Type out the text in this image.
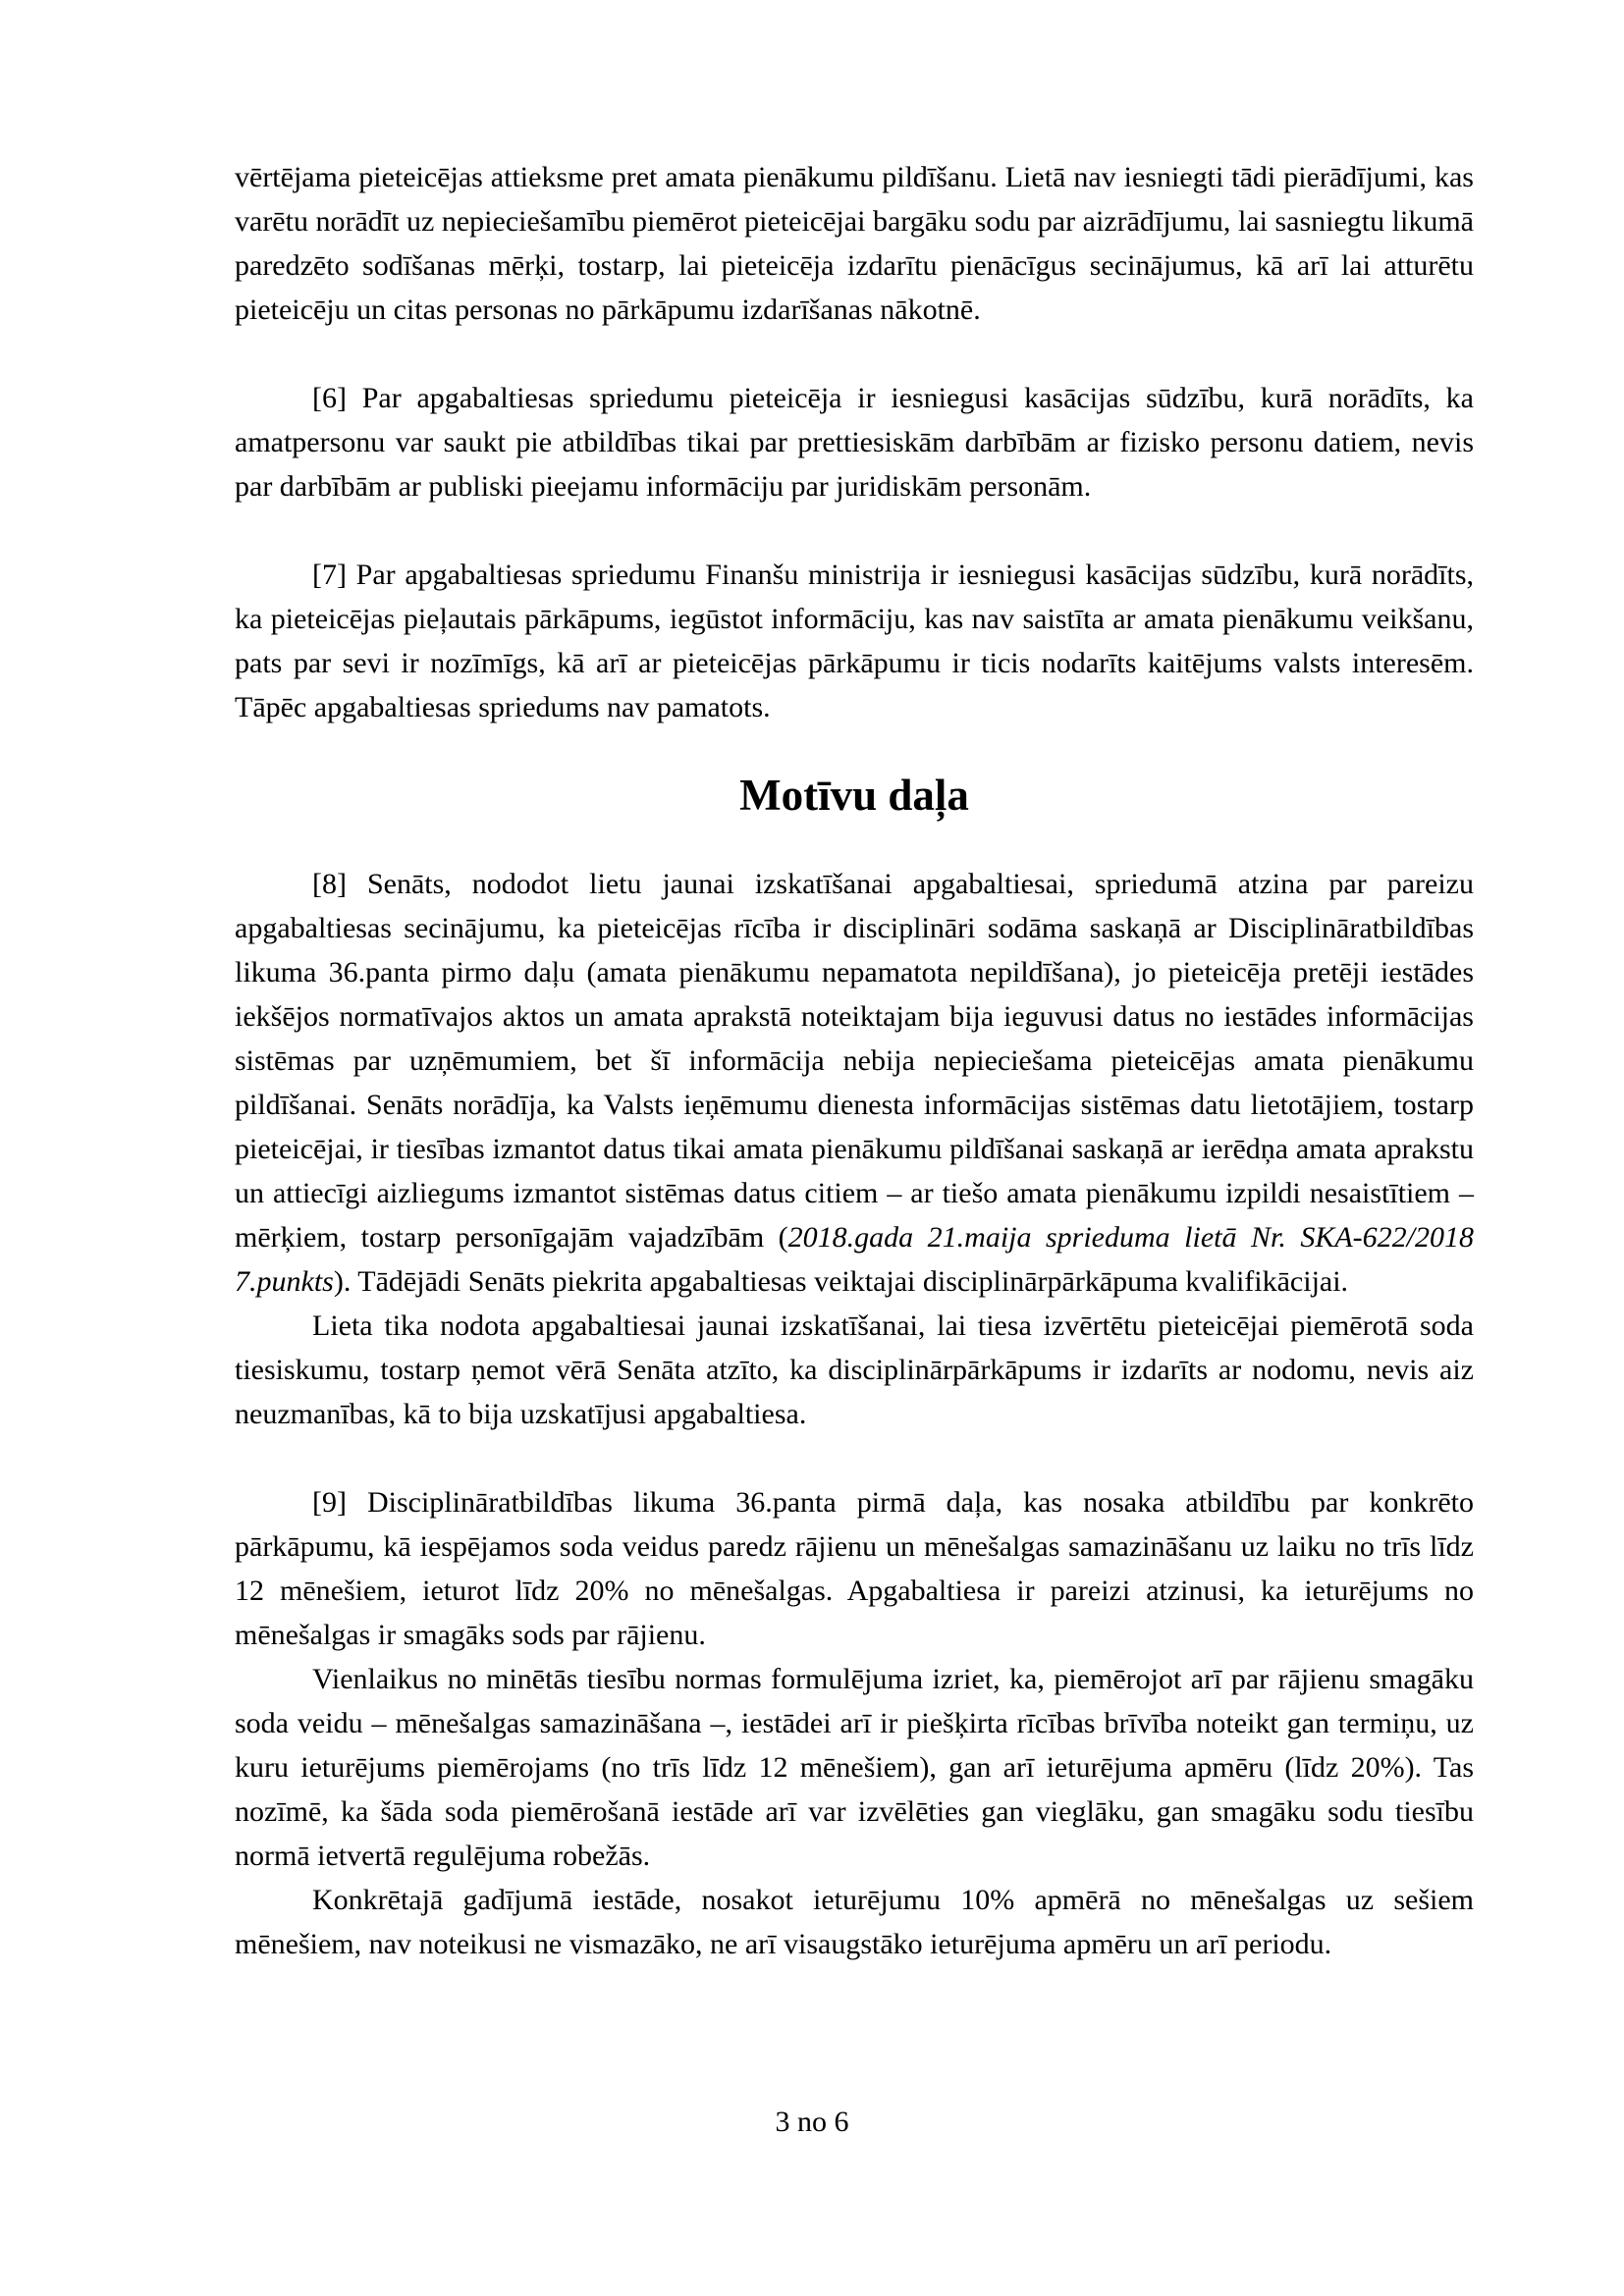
vērtējama pieteicējas attieksme pret amata pienākumu pildīšanu. Lietā nav iesniegti tādi pierādījumi, kas varētu norādīt uz nepieciešamību piemērot pieteicējai bargāku sodu par aizrādījumu, lai sasniegtu likumā paredzēto sodīšanas mērķi, tostarp, lai pieteicēja izdarītu pienācīgus secinājumus, kā arī lai atturētu pieteicēju un citas personas no pārkāpumu izdarīšanas nākotnē.

[6] Par apgabaltiesas spriedumu pieteicēja ir iesniegusi kasācijas sūdzību, kurā norādīts, ka amatpersonu var saukt pie atbildības tikai par prettiesiskām darbībām ar fizisko personu datiem, nevis par darbībām ar publiski pieejamu informāciju par juridiskām personām.

[7] Par apgabaltiesas spriedumu Finanšu ministrija ir iesniegusi kasācijas sūdzību, kurā norādīts, ka pieteicējas pieļautais pārkāpums, iegūstot informāciju, kas nav saistīta ar amata pienākumu veikšanu, pats par sevi ir nozīmīgs, kā arī ar pieteicējas pārkāpumu ir ticis nodarīts kaitējums valsts interesēm. Tāpēc apgabaltiesas spriedums nav pamatots.

Motīvu daļa

[8] Senāts, nododot lietu jaunai izskatīšanai apgabaltiesai, spriedumā atzina par pareizu apgabaltiesas secinājumu, ka pieteicējas rīcība ir disciplināri sodāma saskaņā ar Disciplināratbildības likuma 36.panta pirmo daļu (amata pienākumu nepamatota nepildīšana), jo pieteicēja pretēji iestādes iekšējos normatīvajos aktos un amata aprakstā noteiktajam bija ieguvusi datus no iestādes informācijas sistēmas par uzņēmumiem, bet šī informācija nebija nepieciešama pieteicējas amata pienākumu pildīšanai. Senāts norādīja, ka Valsts ieņēmumu dienesta informācijas sistēmas datu lietotājiem, tostarp pieteicējai, ir tiesības izmantot datus tikai amata pienākumu pildīšanai saskaņā ar ierēdņa amata aprakstu un attiecīgi aizliegums izmantot sistēmas datus citiem – ar tiešo amata pienākumu izpildi nesaistītiem – mērķiem, tostarp personīgajām vajadzībām (2018.gada 21.maija sprieduma lietā Nr. SKA-622/2018 7.punkts). Tādējādi Senāts piekrita apgabaltiesas veiktajai disciplinārpārkāpuma kvalifikācijai.

Lieta tika nodota apgabaltiesai jaunai izskatīšanai, lai tiesa izvērtētu pieteicējai piemērotā soda tiesiskumu, tostarp ņemot vērā Senāta atzīto, ka disciplinārpārkāpums ir izdarīts ar nodomu, nevis aiz neuzmanības, kā to bija uzskatījusi apgabaltiesa.

[9] Disciplināratbildības likuma 36.panta pirmā daļa, kas nosaka atbildību par konkrēto pārkāpumu, kā iespējamos soda veidus paredz rājienu un mēnešalgas samazināšanu uz laiku no trīs līdz 12 mēnešiem, ieturot līdz 20% no mēnešalgas. Apgabaltiesa ir pareizi atzinusi, ka ieturējums no mēnešalgas ir smagāks sods par rājienu.

Vienlaikus no minētās tiesību normas formulējuma izriet, ka, piemērojot arī par rājienu smagāku soda veidu – mēnešalgas samazināšana –, iestādei arī ir piešķirta rīcības brīvība noteikt gan termiņu, uz kuru ieturējums piemērojams (no trīs līdz 12 mēnešiem), gan arī ieturējuma apmēru (līdz 20%). Tas nozīmē, ka šāda soda piemērošanā iestāde arī var izvēlēties gan vieglāku, gan smagāku sodu tiesību normā ietvertā regulējuma robežās.

Konkrētajā gadījumā iestāde, nosakot ieturējumu 10% apmērā no mēnešalgas uz sešiem mēnešiem, nav noteikusi ne vismazāko, ne arī visaugstāko ieturējuma apmēru un arī periodu.

3 no 6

## Work to do
Tell how many lines in the material contain the word "daļa". Only the number is wanted.

## Answer
2